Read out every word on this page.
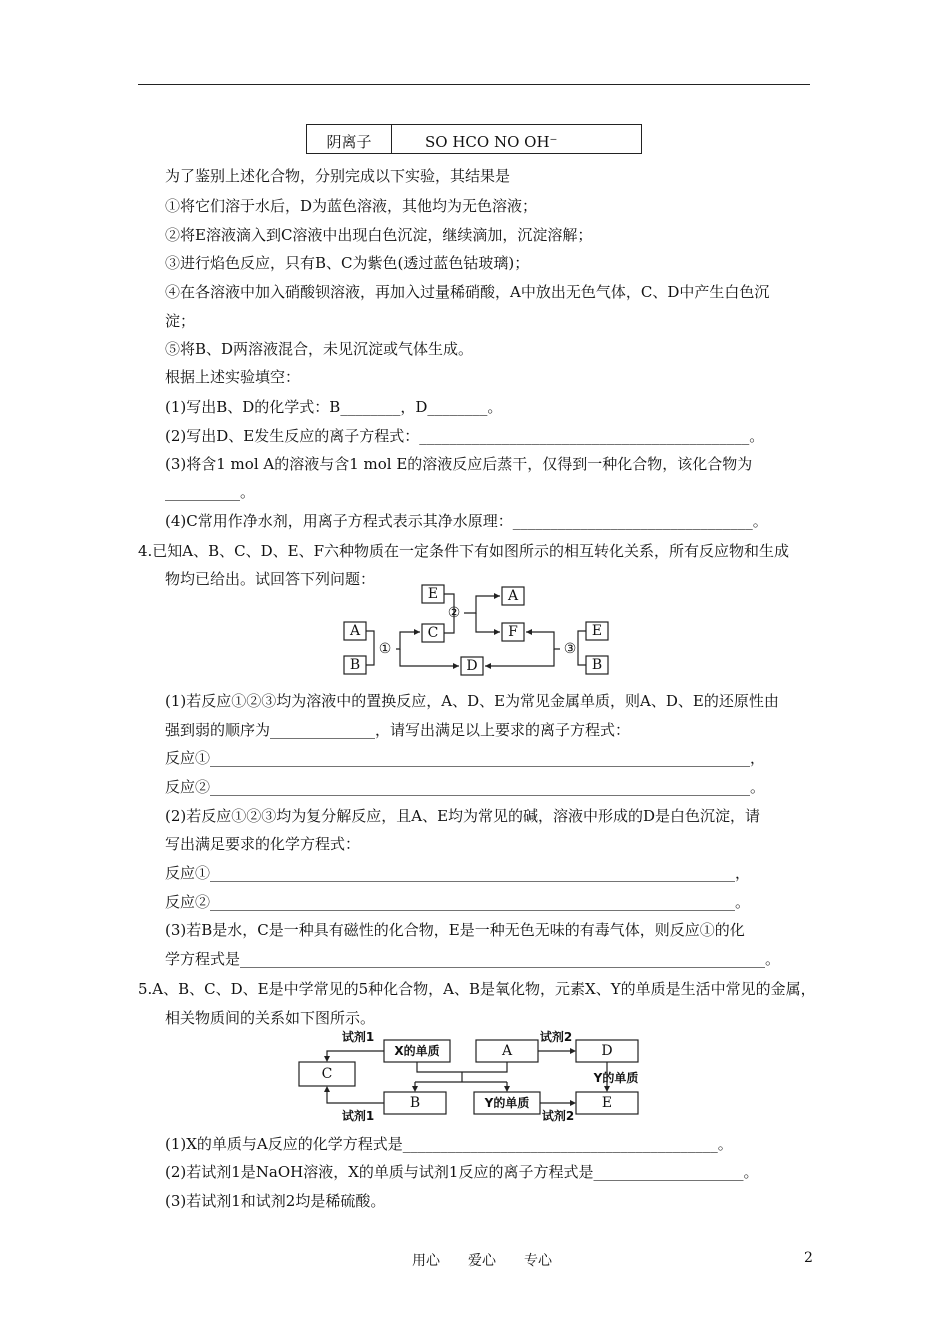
阴离子	SO HCO NO OH⁻
为了鉴别上述化合物，分别完成以下实验，其结果是
①将它们溶于水后，D为蓝色溶液，其他均为无色溶液；
②将E溶液滴入到C溶液中出现白色沉淀，继续滴加，沉淀溶解；
③进行焰色反应，只有B、C为紫色(透过蓝色钴玻璃)；
④在各溶液中加入硝酸钡溶液，再加入过量稀硝酸，A中放出无色气体，C、D中产生白色沉
淀；
⑤将B、D两溶液混合，未见沉淀或气体生成。
根据上述实验填空：
(1)写出B、D的化学式：B________，D________。
(2)写出D、E发生反应的离子方程式：____________________________________________。
(3)将含1 mol A的溶液与含1 mol E的溶液反应后蒸干，仅得到一种化合物，该化合物为
__________。
(4)C常用作净水剂，用离子方程式表示其净水原理：________________________________。
4.已知A、B、C、D、E、F六种物质在一定条件下有如图所示的相互转化关系，所有反应物和生成
物均已给出。试回答下列问题：
E	A
A	C	F	E
B	D	B
①
②
③
(1)若反应①②③均为溶液中的置换反应，A、D、E为常见金属单质，则A、D、E的还原性由
强到弱的顺序为______________，请写出满足以上要求的离子方程式：
反应①________________________________________________________________________，
反应②________________________________________________________________________。
(2)若反应①②③均为复分解反应，且A、E均为常见的碱，溶液中形成的D是白色沉淀，请
写出满足要求的化学方程式：
反应①______________________________________________________________________，
反应②______________________________________________________________________。
(3)若B是水，C是一种具有磁性的化合物，E是一种无色无味的有毒气体，则反应①的化
学方程式是______________________________________________________________________。
5.A、B、C、D、E是中学常见的5种化合物，A、B是氧化物，元素X、Y的单质是生活中常见的金属，
相关物质间的关系如下图所示。
X的单质	A	D
C
B	Y的单质	E
试剂1
试剂1
试剂2
试剂2
Y的单质
(1)X的单质与A反应的化学方程式是__________________________________________。
(2)若试剂1是NaOH溶液，X的单质与试剂1反应的离子方程式是____________________。
(3)若试剂1和试剂2均是稀硫酸。
用心　　爱心　　专心	2
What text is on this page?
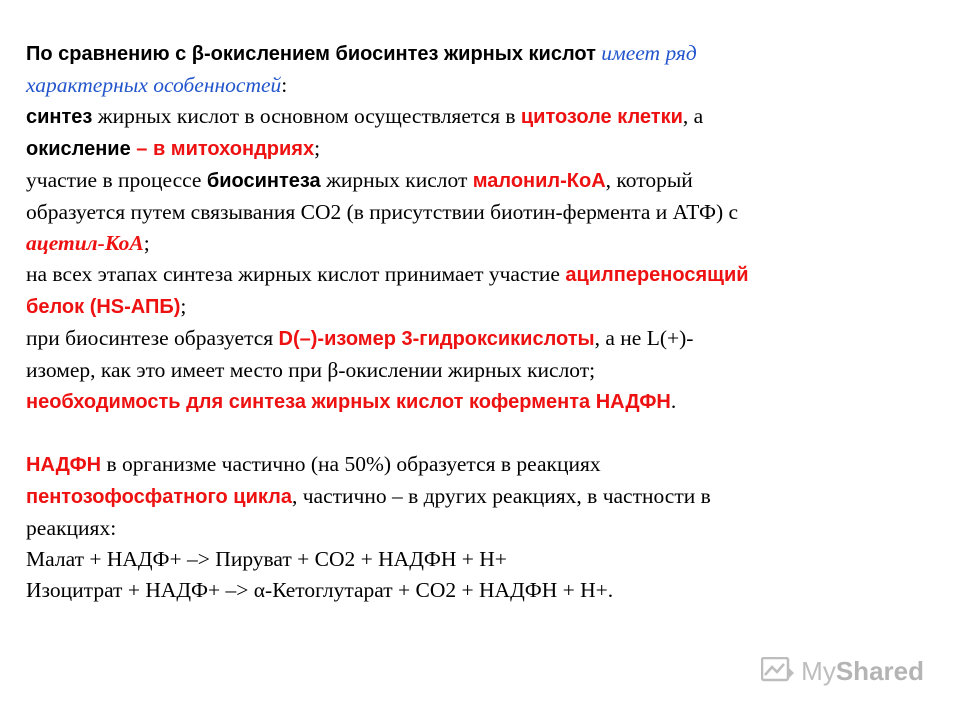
По сравнению с β-окислением биосинтез жирных кислот имеет ряд
характерных особенностей:
синтез жирных кислот в основном осуществляется в цитозоле клетки, а
окисление – в митохондриях;
участие в процессе биосинтеза жирных кислот малонил-КоА, который
образуется путем связывания СО2 (в присутствии биотин-фермента и АТФ) с
ацетил-КоА;
на всех этапах синтеза жирных кислот принимает участие ацилпереносящий
белок (HS-АПБ);
при биосинтезе образуется D(–)-изомер 3-гидроксикислоты, а не L(+)-
изомер, как это имеет место при β-окислении жирных кислот;
необходимость для синтеза жирных кислот кофермента НАДФН.
НАДФН в организме частично (на 50%) образуется в реакциях
пентозофосфатного цикла, частично – в других реакциях, в частности в
реакциях:
Малат + НАДФ+ –> Пируват + СО2 + НАДФН + Н+
Изоцитрат + НАДФ+ –> α-Кетоглутарат + СО2 + НАДФН + Н+.
MyShared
★ ★ ★ ★ ★ ★ ★
> [Your goal] Leave out the pictures and output the rest of the material exactly as written.

> [Exercise response]
Read out every word on this page.
阴离子	SO HCO NO OH⁻
为了鉴别上述化合物，分别完成以下实验，其结果是
①将它们溶于水后，D为蓝色溶液，其他均为无色溶液；
②将E溶液滴入到C溶液中出现白色沉淀，继续滴加，沉淀溶解；
③进行焰色反应，只有B、C为紫色(透过蓝色钴玻璃)；
④在各溶液中加入硝酸钡溶液，再加入过量稀硝酸，A中放出无色气体，C、D中产生白色沉
淀；
⑤将B、D两溶液混合，未见沉淀或气体生成。
根据上述实验填空：
(1)写出B、D的化学式：B________，D________。
(2)写出D、E发生反应的离子方程式：____________________________________________。
(3)将含1 mol A的溶液与含1 mol E的溶液反应后蒸干，仅得到一种化合物，该化合物为
__________。
(4)C常用作净水剂，用离子方程式表示其净水原理：________________________________。
4.已知A、B、C、D、E、F六种物质在一定条件下有如图所示的相互转化关系，所有反应物和生成
物均已给出。试回答下列问题：
E	A
A	C	F	E
B	D	B
①
②
③
(1)若反应①②③均为溶液中的置换反应，A、D、E为常见金属单质，则A、D、E的还原性由
强到弱的顺序为______________，请写出满足以上要求的离子方程式：
反应①________________________________________________________________________，
反应②________________________________________________________________________。
(2)若反应①②③均为复分解反应，且A、E均为常见的碱，溶液中形成的D是白色沉淀，请
写出满足要求的化学方程式：
反应①______________________________________________________________________，
反应②______________________________________________________________________。
(3)若B是水，C是一种具有磁性的化合物，E是一种无色无味的有毒气体，则反应①的化
学方程式是______________________________________________________________________。
5.A、B、C、D、E是中学常见的5种化合物，A、B是氧化物，元素X、Y的单质是生活中常见的金属，
相关物质间的关系如下图所示。
X的单质	A	D
C
B	Y的单质	E
试剂1
试剂1
试剂2
试剂2
Y的单质
(1)X的单质与A反应的化学方程式是__________________________________________。
(2)若试剂1是NaOH溶液，X的单质与试剂1反应的离子方程式是____________________。
(3)若试剂1和试剂2均是稀硫酸。
用心　　爱心　　专心	2
What text is on this page?
По сравнению с β-окислением биосинтез жирных кислот имеет ряд
характерных особенностей:
синтез жирных кислот в основном осуществляется в цитозоле клетки, а
окисление – в митохондриях;
участие в процессе биосинтеза жирных кислот малонил-КоА, который
образуется путем связывания СО2 (в присутствии биотин-фермента и АТФ) с
ацетил-КоА;
на всех этапах синтеза жирных кислот принимает участие ацилпереносящий
белок (HS-АПБ);
при биосинтезе образуется D(–)-изомер 3-гидроксикислоты, а не L(+)-
изомер, как это имеет место при β-окислении жирных кислот;
необходимость для синтеза жирных кислот кофермента НАДФН.
НАДФН в организме частично (на 50%) образуется в реакциях
пентозофосфатного цикла, частично – в других реакциях, в частности в
реакциях:
Малат + НАДФ+ –> Пируват + СО2 + НАДФН + Н+
Изоцитрат + НАДФ+ –> α-Кетоглутарат + СО2 + НАДФН + Н+.
MyShared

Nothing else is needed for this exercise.